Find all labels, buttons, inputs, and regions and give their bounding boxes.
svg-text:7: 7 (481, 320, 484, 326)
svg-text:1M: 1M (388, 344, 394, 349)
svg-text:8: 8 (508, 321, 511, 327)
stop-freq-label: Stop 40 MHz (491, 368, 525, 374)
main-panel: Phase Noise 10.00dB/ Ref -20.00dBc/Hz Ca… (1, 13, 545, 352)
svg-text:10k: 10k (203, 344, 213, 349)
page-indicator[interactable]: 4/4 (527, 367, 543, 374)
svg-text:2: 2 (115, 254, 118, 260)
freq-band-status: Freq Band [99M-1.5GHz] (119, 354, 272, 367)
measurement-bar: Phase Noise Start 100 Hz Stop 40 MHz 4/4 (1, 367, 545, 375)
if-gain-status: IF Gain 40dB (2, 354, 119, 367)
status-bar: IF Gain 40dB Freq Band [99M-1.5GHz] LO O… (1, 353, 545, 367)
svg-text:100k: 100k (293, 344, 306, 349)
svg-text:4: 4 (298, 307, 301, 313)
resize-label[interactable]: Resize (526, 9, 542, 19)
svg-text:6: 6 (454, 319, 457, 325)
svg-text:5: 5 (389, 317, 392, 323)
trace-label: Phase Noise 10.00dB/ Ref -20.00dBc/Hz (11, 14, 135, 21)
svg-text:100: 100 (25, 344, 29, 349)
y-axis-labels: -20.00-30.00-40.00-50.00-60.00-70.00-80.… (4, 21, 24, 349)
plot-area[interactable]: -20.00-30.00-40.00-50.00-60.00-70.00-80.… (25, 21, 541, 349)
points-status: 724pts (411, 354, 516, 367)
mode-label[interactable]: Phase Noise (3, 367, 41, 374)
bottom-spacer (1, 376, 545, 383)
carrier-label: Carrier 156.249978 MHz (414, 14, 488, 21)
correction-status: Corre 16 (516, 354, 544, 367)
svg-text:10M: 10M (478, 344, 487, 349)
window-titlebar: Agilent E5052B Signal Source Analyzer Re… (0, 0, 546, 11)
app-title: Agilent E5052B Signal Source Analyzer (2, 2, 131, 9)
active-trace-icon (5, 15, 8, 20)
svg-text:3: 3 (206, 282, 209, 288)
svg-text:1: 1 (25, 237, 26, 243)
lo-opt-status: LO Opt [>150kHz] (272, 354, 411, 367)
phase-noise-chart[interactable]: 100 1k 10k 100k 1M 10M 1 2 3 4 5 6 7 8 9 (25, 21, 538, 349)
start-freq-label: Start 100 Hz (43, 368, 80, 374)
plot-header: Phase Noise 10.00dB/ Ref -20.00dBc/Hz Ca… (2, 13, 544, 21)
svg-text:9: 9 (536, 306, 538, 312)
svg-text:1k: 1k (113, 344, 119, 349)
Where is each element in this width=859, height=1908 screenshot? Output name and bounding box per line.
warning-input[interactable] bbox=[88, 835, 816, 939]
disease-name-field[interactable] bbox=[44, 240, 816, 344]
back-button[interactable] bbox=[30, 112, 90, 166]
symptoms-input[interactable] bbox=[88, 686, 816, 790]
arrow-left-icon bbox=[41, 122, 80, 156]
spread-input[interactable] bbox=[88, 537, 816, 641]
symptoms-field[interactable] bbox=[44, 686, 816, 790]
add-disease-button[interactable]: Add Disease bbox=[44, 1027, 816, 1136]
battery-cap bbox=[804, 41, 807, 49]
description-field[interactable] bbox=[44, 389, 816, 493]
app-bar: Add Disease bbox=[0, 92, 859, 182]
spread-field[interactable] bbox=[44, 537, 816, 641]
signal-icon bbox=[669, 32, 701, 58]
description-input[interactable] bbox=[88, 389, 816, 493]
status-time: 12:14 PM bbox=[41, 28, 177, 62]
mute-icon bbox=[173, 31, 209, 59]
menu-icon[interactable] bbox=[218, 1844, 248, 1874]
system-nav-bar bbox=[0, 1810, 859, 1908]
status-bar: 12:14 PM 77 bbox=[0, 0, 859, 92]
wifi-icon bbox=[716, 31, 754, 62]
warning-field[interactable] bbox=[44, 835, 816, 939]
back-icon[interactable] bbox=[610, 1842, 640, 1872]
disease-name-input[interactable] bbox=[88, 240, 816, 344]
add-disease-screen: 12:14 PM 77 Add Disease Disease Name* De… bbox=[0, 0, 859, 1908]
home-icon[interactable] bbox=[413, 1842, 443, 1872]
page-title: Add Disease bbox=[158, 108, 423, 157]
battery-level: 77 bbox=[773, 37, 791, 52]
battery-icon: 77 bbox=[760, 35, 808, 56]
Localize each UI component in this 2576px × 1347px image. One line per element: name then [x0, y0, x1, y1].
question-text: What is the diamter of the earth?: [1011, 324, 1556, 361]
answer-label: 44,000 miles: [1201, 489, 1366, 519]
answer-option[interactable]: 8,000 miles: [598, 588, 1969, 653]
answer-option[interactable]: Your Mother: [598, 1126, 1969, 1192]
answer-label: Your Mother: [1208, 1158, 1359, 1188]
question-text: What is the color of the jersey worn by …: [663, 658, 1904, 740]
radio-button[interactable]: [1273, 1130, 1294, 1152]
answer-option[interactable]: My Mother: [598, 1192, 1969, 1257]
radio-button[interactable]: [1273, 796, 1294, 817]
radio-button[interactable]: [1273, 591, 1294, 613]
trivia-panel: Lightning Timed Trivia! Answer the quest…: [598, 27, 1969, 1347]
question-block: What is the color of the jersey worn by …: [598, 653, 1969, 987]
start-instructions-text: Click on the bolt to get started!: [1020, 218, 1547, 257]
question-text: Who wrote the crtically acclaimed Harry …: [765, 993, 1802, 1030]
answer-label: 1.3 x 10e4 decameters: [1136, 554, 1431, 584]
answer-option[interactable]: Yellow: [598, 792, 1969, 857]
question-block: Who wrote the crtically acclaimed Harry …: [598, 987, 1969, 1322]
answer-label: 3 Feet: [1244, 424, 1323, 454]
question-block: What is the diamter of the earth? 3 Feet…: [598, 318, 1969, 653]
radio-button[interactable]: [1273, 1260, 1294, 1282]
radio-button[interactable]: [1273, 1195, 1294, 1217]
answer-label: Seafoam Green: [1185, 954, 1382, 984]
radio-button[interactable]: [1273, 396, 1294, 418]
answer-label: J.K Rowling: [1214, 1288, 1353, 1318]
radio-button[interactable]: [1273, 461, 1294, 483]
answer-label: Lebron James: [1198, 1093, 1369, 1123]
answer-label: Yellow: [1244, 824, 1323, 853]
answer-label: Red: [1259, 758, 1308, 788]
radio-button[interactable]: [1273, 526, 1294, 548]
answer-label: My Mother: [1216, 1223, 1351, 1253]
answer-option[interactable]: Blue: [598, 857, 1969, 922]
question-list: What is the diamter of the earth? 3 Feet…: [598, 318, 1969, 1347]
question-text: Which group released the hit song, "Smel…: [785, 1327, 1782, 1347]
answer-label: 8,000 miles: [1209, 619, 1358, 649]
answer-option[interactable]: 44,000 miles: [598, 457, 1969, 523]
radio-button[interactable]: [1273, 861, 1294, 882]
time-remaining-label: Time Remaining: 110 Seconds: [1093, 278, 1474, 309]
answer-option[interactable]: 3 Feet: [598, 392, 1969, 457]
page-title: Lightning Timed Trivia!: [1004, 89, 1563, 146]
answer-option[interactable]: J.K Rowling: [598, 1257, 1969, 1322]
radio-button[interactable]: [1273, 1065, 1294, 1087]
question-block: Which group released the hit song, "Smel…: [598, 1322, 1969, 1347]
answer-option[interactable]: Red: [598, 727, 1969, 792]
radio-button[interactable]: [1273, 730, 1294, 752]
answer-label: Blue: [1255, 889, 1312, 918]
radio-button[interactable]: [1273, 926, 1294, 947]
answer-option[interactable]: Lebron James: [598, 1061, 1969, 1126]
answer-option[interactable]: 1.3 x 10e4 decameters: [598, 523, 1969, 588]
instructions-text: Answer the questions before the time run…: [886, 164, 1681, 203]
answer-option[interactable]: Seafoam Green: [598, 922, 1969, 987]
────
Starting at the first line above and ending at the line that contains "svg-text:1k: 1k (113, 344, 119, 349)", present those lines as a Markdown table with the columns Row and Text, numbering each row and leaving out blank lines.

→ **Complete answer**
| Row | Text |
|---|---|
| 1 | Find all labels, buttons, inputs, and regions and give their bounding boxes. |
| 2 | svg-text:7: 7 (481, 320, 484, 326) |
| 3 | svg-text:1M: 1M (388, 344, 394, 349) |
| 4 | svg-text:8: 8 (508, 321, 511, 327) |
| 5 | stop-freq-label: Stop 40 MHz (491, 368, 525, 374) |
| 6 | main-panel: Phase Noise 10.00dB/ Ref -20.00dBc/Hz Ca… (1, 13, 545, 352) |
| 7 | svg-text:10k: 10k (203, 344, 213, 349) |
| 8 | page-indicator[interactable]: 4/4 (527, 367, 543, 374) |
| 9 | svg-text:2: 2 (115, 254, 118, 260) |
| 10 | freq-band-status: Freq Band [99M-1.5GHz] (119, 354, 272, 367) |
| 11 | measurement-bar: Phase Noise Start 100 Hz Stop 40 MHz 4/4 (1, 367, 545, 375) |
| 12 | if-gain-status: IF Gain 40dB (2, 354, 119, 367) |
| 13 | status-bar: IF Gain 40dB Freq Band [99M-1.5GHz] LO O… (1, 353, 545, 367) |
| 14 | svg-text:100k: 100k (293, 344, 306, 349) |
| 15 | svg-text:4: 4 (298, 307, 301, 313) |
| 16 | resize-label[interactable]: Resize (526, 9, 542, 19) |
| 17 | svg-text:6: 6 (454, 319, 457, 325) |
| 18 | svg-text:5: 5 (389, 317, 392, 323) |
| 19 | trace-label: Phase Noise 10.00dB/ Ref -20.00dBc/Hz (11, 14, 135, 21) |
| 20 | svg-text:100: 100 (25, 344, 29, 349) |
| 21 | y-axis-labels: -20.00-30.00-40.00-50.00-60.00-70.00-80.… (4, 21, 24, 349) |
| 22 | plot-area[interactable]: -20.00-30.00-40.00-50.00-60.00-70.00-80.… (25, 21, 541, 349) |
| 23 | points-status: 724pts (411, 354, 516, 367) |
| 24 | mode-label[interactable]: Phase Noise (3, 367, 41, 374) |
| 25 | bottom-spacer (1, 376, 545, 383) |
| 26 | carrier-label: Carrier 156.249978 MHz (414, 14, 488, 21) |
| 27 | correction-status: Corre 16 (516, 354, 544, 367) |
| 28 | svg-text:10M: 10M (478, 344, 487, 349) |
| 29 | window-titlebar: Agilent E5052B Signal Source Analyzer Re… (0, 0, 546, 11) |
| 30 | app-title: Agilent E5052B Signal Source Analyzer (2, 2, 131, 9) |
| 31 | active-trace-icon (5, 15, 8, 20) |
| 32 | svg-text:3: 3 (206, 282, 209, 288) |
| 33 | svg-text:1: 1 (25, 237, 26, 243) |
| 34 | lo-opt-status: LO Opt [>150kHz] (272, 354, 411, 367) |
| 35 | phase-noise-chart[interactable]: 100 1k 10k 100k 1M 10M 1 2 3 4 5 6 7 8 9 (25, 21, 538, 349) |
| 36 | start-freq-label: Start 100 Hz (43, 368, 80, 374) |
| 37 | plot-header: Phase Noise 10.00dB/ Ref -20.00dBc/Hz Ca… (2, 13, 544, 21) |
| 38 | svg-text:9: 9 (536, 306, 538, 312) |
| 39 | svg-text:1k: 1k (113, 344, 119, 349) |